Extracted data entries:
• • •

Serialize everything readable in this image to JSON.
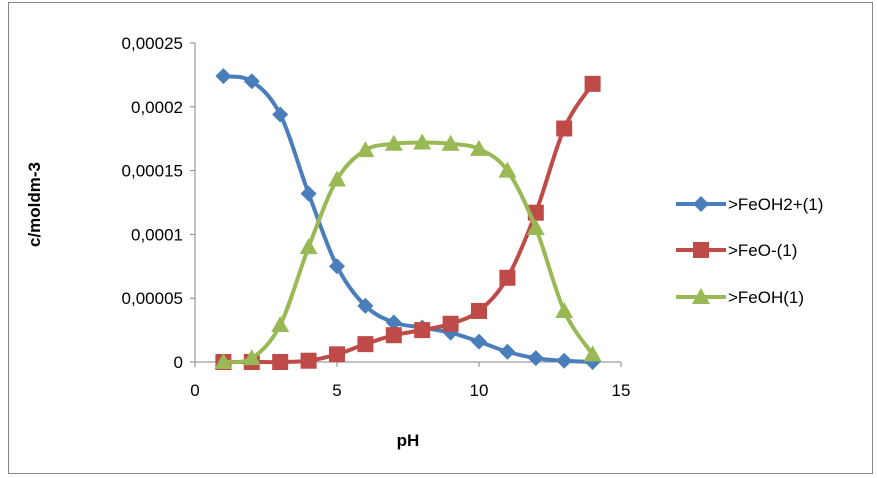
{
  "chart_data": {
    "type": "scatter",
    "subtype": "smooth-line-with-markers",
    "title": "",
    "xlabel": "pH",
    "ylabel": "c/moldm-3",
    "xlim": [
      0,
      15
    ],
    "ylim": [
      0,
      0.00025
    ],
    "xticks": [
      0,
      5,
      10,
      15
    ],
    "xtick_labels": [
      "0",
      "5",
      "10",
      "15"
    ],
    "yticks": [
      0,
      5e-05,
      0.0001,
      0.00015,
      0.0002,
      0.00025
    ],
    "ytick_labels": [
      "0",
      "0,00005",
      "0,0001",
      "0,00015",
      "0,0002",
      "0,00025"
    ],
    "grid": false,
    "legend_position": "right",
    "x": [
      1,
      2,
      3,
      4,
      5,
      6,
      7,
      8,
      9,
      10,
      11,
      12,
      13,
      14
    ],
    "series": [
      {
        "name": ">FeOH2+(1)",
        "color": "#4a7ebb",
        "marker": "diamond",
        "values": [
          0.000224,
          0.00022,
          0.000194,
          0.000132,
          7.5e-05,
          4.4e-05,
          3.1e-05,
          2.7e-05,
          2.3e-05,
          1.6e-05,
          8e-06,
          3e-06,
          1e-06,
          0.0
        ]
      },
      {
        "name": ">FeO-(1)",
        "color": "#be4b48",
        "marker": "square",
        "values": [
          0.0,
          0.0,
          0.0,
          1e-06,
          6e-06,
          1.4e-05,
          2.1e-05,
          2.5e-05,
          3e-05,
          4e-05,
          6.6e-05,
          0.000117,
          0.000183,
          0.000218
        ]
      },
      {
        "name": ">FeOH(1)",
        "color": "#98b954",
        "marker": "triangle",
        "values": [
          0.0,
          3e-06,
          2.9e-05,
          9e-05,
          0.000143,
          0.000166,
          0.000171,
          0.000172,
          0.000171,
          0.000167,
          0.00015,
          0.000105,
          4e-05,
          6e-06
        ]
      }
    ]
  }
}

• • •

*Directive*
All of the data above should be transcribed verbatim, with pictures omitted.

*Worked solution*
Serialize everything readable in this image to JSON.
{
  "chart_data": {
    "type": "scatter",
    "subtype": "smooth-line-with-markers",
    "title": "",
    "xlabel": "pH",
    "ylabel": "c/moldm-3",
    "xlim": [
      0,
      15
    ],
    "ylim": [
      0,
      0.00025
    ],
    "xticks": [
      0,
      5,
      10,
      15
    ],
    "xtick_labels": [
      "0",
      "5",
      "10",
      "15"
    ],
    "yticks": [
      0,
      5e-05,
      0.0001,
      0.00015,
      0.0002,
      0.00025
    ],
    "ytick_labels": [
      "0",
      "0,00005",
      "0,0001",
      "0,00015",
      "0,0002",
      "0,00025"
    ],
    "grid": false,
    "legend_position": "right",
    "x": [
      1,
      2,
      3,
      4,
      5,
      6,
      7,
      8,
      9,
      10,
      11,
      12,
      13,
      14
    ],
    "series": [
      {
        "name": ">FeOH2+(1)",
        "color": "#4a7ebb",
        "marker": "diamond",
        "values": [
          0.000224,
          0.00022,
          0.000194,
          0.000132,
          7.5e-05,
          4.4e-05,
          3.1e-05,
          2.7e-05,
          2.3e-05,
          1.6e-05,
          8e-06,
          3e-06,
          1e-06,
          0.0
        ]
      },
      {
        "name": ">FeO-(1)",
        "color": "#be4b48",
        "marker": "square",
        "values": [
          0.0,
          0.0,
          0.0,
          1e-06,
          6e-06,
          1.4e-05,
          2.1e-05,
          2.5e-05,
          3e-05,
          4e-05,
          6.6e-05,
          0.000117,
          0.000183,
          0.000218
        ]
      },
      {
        "name": ">FeOH(1)",
        "color": "#98b954",
        "marker": "triangle",
        "values": [
          0.0,
          3e-06,
          2.9e-05,
          9e-05,
          0.000143,
          0.000166,
          0.000171,
          0.000172,
          0.000171,
          0.000167,
          0.00015,
          0.000105,
          4e-05,
          6e-06
        ]
      }
    ]
  }
}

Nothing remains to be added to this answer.